WHAT IS EXPECTED:
Among the records that follow, count the lines with the string "title"; report only that count.
════════
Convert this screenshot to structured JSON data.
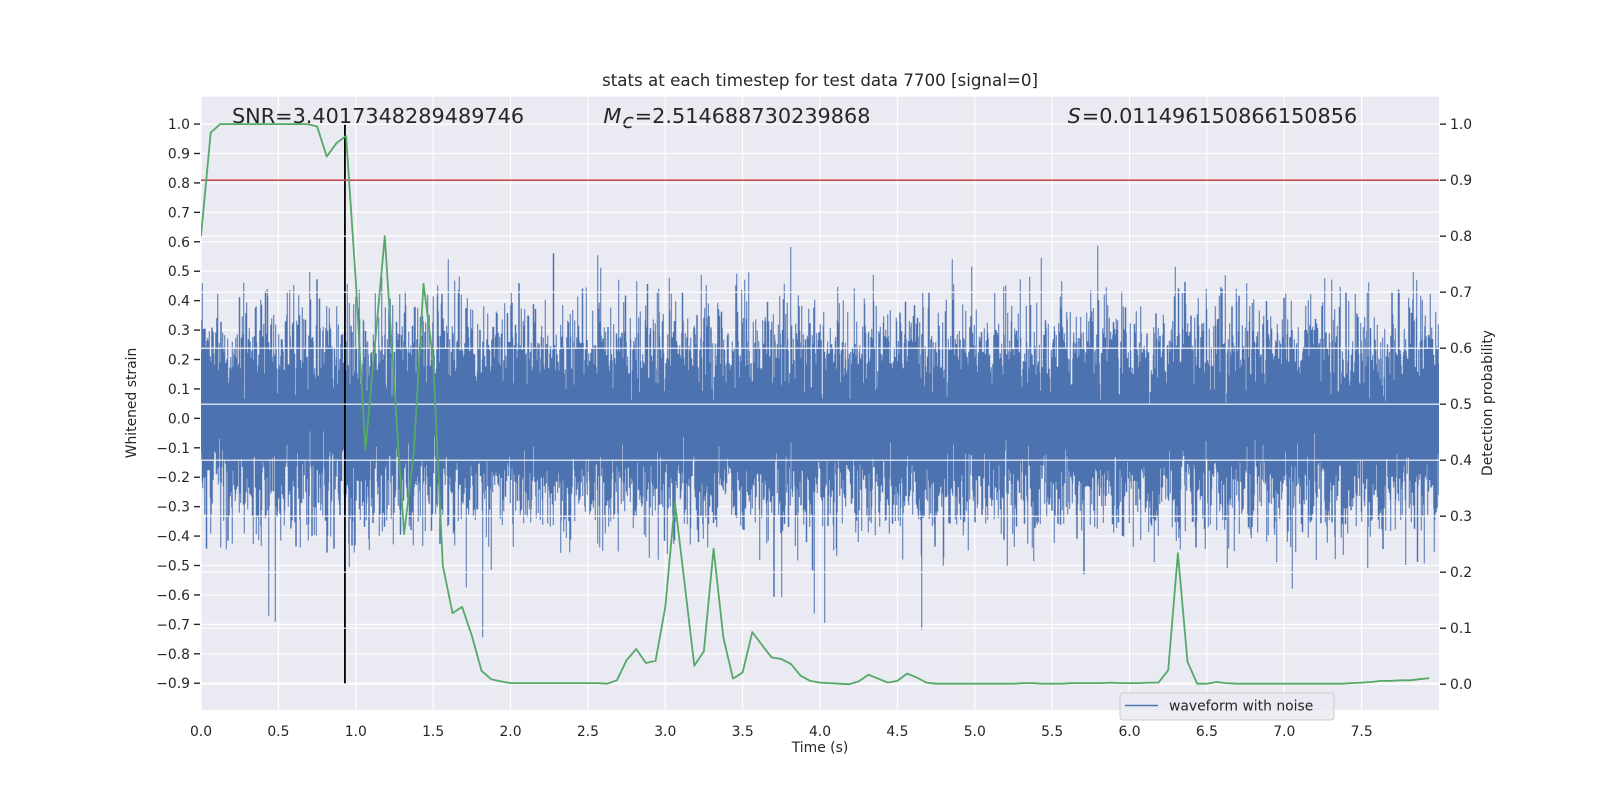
{
  "chart_data": {
    "type": "line",
    "title": "stats at each timestep for test data 7700 [signal=0]",
    "xlabel": "Time (s)",
    "ylabel": "Whitened strain",
    "ylabel_right": "Detection probability",
    "xlim": [
      0,
      8
    ],
    "ylim": [
      -0.991,
      1.093
    ],
    "ylim_right": [
      -0.046,
      1.049
    ],
    "xticks": [
      0.0,
      0.5,
      1.0,
      1.5,
      2.0,
      2.5,
      3.0,
      3.5,
      4.0,
      4.5,
      5.0,
      5.5,
      6.0,
      6.5,
      7.0,
      7.5
    ],
    "xtick_labels": [
      "0.0",
      "0.5",
      "1.0",
      "1.5",
      "2.0",
      "2.5",
      "3.0",
      "3.5",
      "4.0",
      "4.5",
      "5.0",
      "5.5",
      "6.0",
      "6.5",
      "7.0",
      "7.5"
    ],
    "yticks": [
      1.0,
      0.9,
      0.8,
      0.7,
      0.6,
      0.5,
      0.4,
      0.3,
      0.2,
      0.1,
      0.0,
      -0.1,
      -0.2,
      -0.3,
      -0.4,
      -0.5,
      -0.6,
      -0.7,
      -0.8,
      -0.9
    ],
    "ytick_labels": [
      "1.0",
      "0.9",
      "0.8",
      "0.7",
      "0.6",
      "0.5",
      "0.4",
      "0.3",
      "0.2",
      "0.1",
      "0.0",
      "−0.1",
      "−0.2",
      "−0.3",
      "−0.4",
      "−0.5",
      "−0.6",
      "−0.7",
      "−0.8",
      "−0.9"
    ],
    "yticks_right": [
      1.0,
      0.9,
      0.8,
      0.7,
      0.6,
      0.5,
      0.4,
      0.3,
      0.2,
      0.1,
      0.0
    ],
    "ytick_labels_right": [
      "1.0",
      "0.9",
      "0.8",
      "0.7",
      "0.6",
      "0.5",
      "0.4",
      "0.3",
      "0.2",
      "0.1",
      "0.0"
    ],
    "grid": true,
    "background_color": "#eaeaf2",
    "legend": {
      "placement": "lower right",
      "entries": [
        "waveform with noise"
      ]
    },
    "series": [
      {
        "name": "waveform with noise",
        "axis": "left",
        "kind": "noise",
        "color": "#4c72b0"
      },
      {
        "axis": "right",
        "color": "#55a868",
        "x": [
          0,
          0.0625,
          0.125,
          0.1875,
          0.25,
          0.3125,
          0.375,
          0.4375,
          0.5,
          0.5625,
          0.625,
          0.6875,
          0.75,
          0.8125,
          0.875,
          0.9375,
          1,
          1.0625,
          1.125,
          1.1875,
          1.25,
          1.3125,
          1.375,
          1.4375,
          1.5,
          1.5625,
          1.625,
          1.6875,
          1.75,
          1.8125,
          1.875,
          1.9375,
          2,
          2.0625,
          2.125,
          2.1875,
          2.25,
          2.3125,
          2.375,
          2.4375,
          2.5,
          2.5625,
          2.625,
          2.6875,
          2.75,
          2.8125,
          2.875,
          2.9375,
          3,
          3.0625,
          3.125,
          3.1875,
          3.25,
          3.3125,
          3.375,
          3.4375,
          3.5,
          3.5625,
          3.625,
          3.6875,
          3.75,
          3.8125,
          3.875,
          3.9375,
          4,
          4.0625,
          4.125,
          4.1875,
          4.25,
          4.3125,
          4.375,
          4.4375,
          4.5,
          4.5625,
          4.625,
          4.6875,
          4.75,
          4.8125,
          4.875,
          4.9375,
          5,
          5.0625,
          5.125,
          5.1875,
          5.25,
          5.3125,
          5.375,
          5.4375,
          5.5,
          5.5625,
          5.625,
          5.6875,
          5.75,
          5.8125,
          5.875,
          5.9375,
          6,
          6.0625,
          6.125,
          6.1875,
          6.25,
          6.3125,
          6.375,
          6.4375,
          6.5,
          6.5625,
          6.625,
          6.6875,
          6.75,
          6.8125,
          6.875,
          6.9375,
          7,
          7.0625,
          7.125,
          7.1875,
          7.25,
          7.3125,
          7.375,
          7.4375,
          7.5,
          7.5625,
          7.625,
          7.6875,
          7.75,
          7.8125,
          7.875,
          7.9375
        ],
        "values": [
          0.8,
          0.985,
          1.0,
          1.0,
          1.0,
          1.0,
          1.0,
          1.0,
          1.0,
          1.0,
          1.0,
          1.0,
          0.996,
          0.942,
          0.966,
          0.979,
          0.72,
          0.418,
          0.61,
          0.8,
          0.53,
          0.268,
          0.414,
          0.715,
          0.581,
          0.212,
          0.127,
          0.138,
          0.087,
          0.024,
          0.009,
          0.005,
          0.002,
          0.002,
          0.002,
          0.002,
          0.002,
          0.002,
          0.002,
          0.002,
          0.002,
          0.002,
          0.001,
          0.007,
          0.043,
          0.063,
          0.038,
          0.042,
          0.138,
          0.325,
          0.18,
          0.033,
          0.059,
          0.242,
          0.084,
          0.01,
          0.021,
          0.093,
          0.07,
          0.048,
          0.045,
          0.036,
          0.015,
          0.006,
          0.003,
          0.002,
          0.001,
          0.0,
          0.005,
          0.017,
          0.01,
          0.003,
          0.006,
          0.019,
          0.012,
          0.003,
          0.001,
          0.001,
          0.001,
          0.001,
          0.001,
          0.001,
          0.001,
          0.001,
          0.001,
          0.002,
          0.002,
          0.001,
          0.001,
          0.001,
          0.002,
          0.002,
          0.002,
          0.002,
          0.003,
          0.002,
          0.002,
          0.002,
          0.003,
          0.003,
          0.025,
          0.234,
          0.04,
          0.001,
          0.001,
          0.004,
          0.002,
          0.001,
          0.001,
          0.001,
          0.001,
          0.001,
          0.001,
          0.001,
          0.001,
          0.001,
          0.001,
          0.001,
          0.001,
          0.002,
          0.003,
          0.004,
          0.006,
          0.006,
          0.007,
          0.007,
          0.009,
          0.011
        ]
      }
    ],
    "hlines": [
      {
        "axis": "right",
        "value": 0.9,
        "color": "#c44e52"
      }
    ],
    "vlines": [
      {
        "x": 0.93,
        "ymin": -0.9,
        "ymax": 1.0,
        "axis": "left",
        "color": "#000000"
      }
    ],
    "annotations": [
      {
        "x": 0.2,
        "y": 1.0,
        "italic": "",
        "sub": "",
        "text": "SNR=3.4017348289489746"
      },
      {
        "x": 2.6,
        "y": 1.0,
        "italic": "M",
        "sub": "c",
        "text": "=2.514688730239868"
      },
      {
        "x": 5.6,
        "y": 1.0,
        "italic": "S",
        "sub": "",
        "text": "=0.011496150866150856"
      }
    ]
  }
}
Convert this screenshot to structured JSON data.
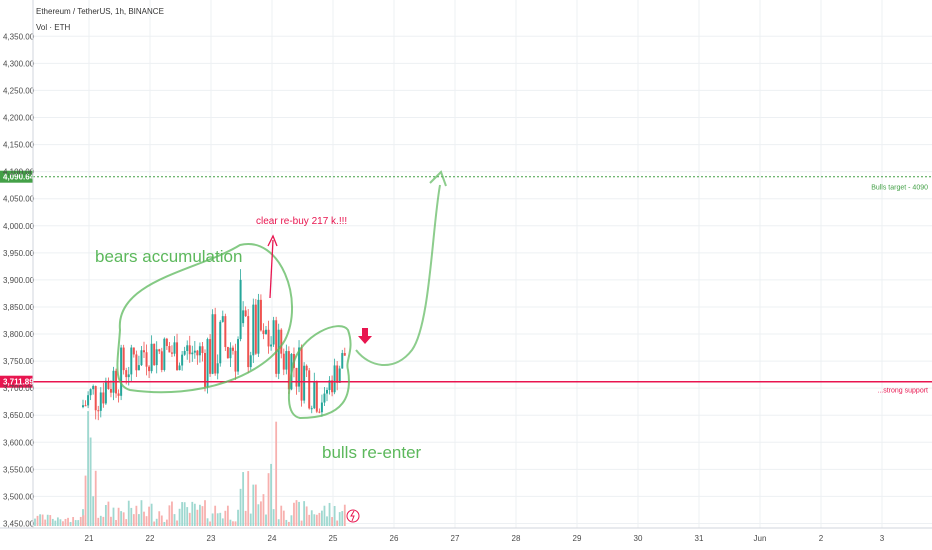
{
  "header": {
    "symbol": "Ethereum / TetherUS, 1h, BINANCE",
    "volume_label": "Vol · ETH"
  },
  "colors": {
    "up": "#26a69a",
    "down": "#ef5350",
    "vol_up": "#9fd8d0",
    "vol_down": "#f7b0ae",
    "support": "#e8154f",
    "target": "#43a047",
    "annotation_green": "#5cb85c",
    "annotation_red": "#e8154f",
    "grid": "#edf0f3"
  },
  "chart_data": {
    "type": "candlestick",
    "title": "Ethereum / TetherUS, 1h, BINANCE",
    "y_ticks": [
      "4,350.00",
      "4,300.00",
      "4,250.00",
      "4,200.00",
      "4,150.00",
      "4,100.00",
      "4,050.00",
      "4,000.00",
      "3,950.00",
      "3,900.00",
      "3,850.00",
      "3,800.00",
      "3,750.00",
      "3,700.00",
      "3,650.00",
      "3,600.00",
      "3,550.00",
      "3,500.00",
      "3,450.00"
    ],
    "ylim": [
      3430,
      4370
    ],
    "x_ticks": [
      "21",
      "22",
      "23",
      "24",
      "25",
      "26",
      "27",
      "28",
      "29",
      "30",
      "31",
      "Jun",
      "2",
      "3"
    ],
    "last_price_label": "3,711.89",
    "target_price_label": "4,090.64",
    "support_level": 3711.89,
    "target_level": 4090.64,
    "grid": true,
    "candles_daily_summary": [
      {
        "day": "21",
        "open": 3665,
        "close": 3770,
        "high": 3780,
        "low": 3600
      },
      {
        "day": "22",
        "open": 3770,
        "close": 3765,
        "high": 3815,
        "low": 3670
      },
      {
        "day": "23",
        "open": 3765,
        "close": 3800,
        "high": 3920,
        "low": 3660
      },
      {
        "day": "24",
        "open": 3800,
        "close": 3690,
        "high": 3845,
        "low": 3640
      },
      {
        "day": "25",
        "open": 3690,
        "close": 3760,
        "high": 3775,
        "low": 3665
      }
    ]
  },
  "annotations": {
    "bears": "bears accumulation",
    "bulls": "bulls re-enter",
    "rebuy": "clear re-buy 217 k.!!!",
    "target": "Bulls target - 4090",
    "support": "...strong support"
  }
}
════════
REPLY:
2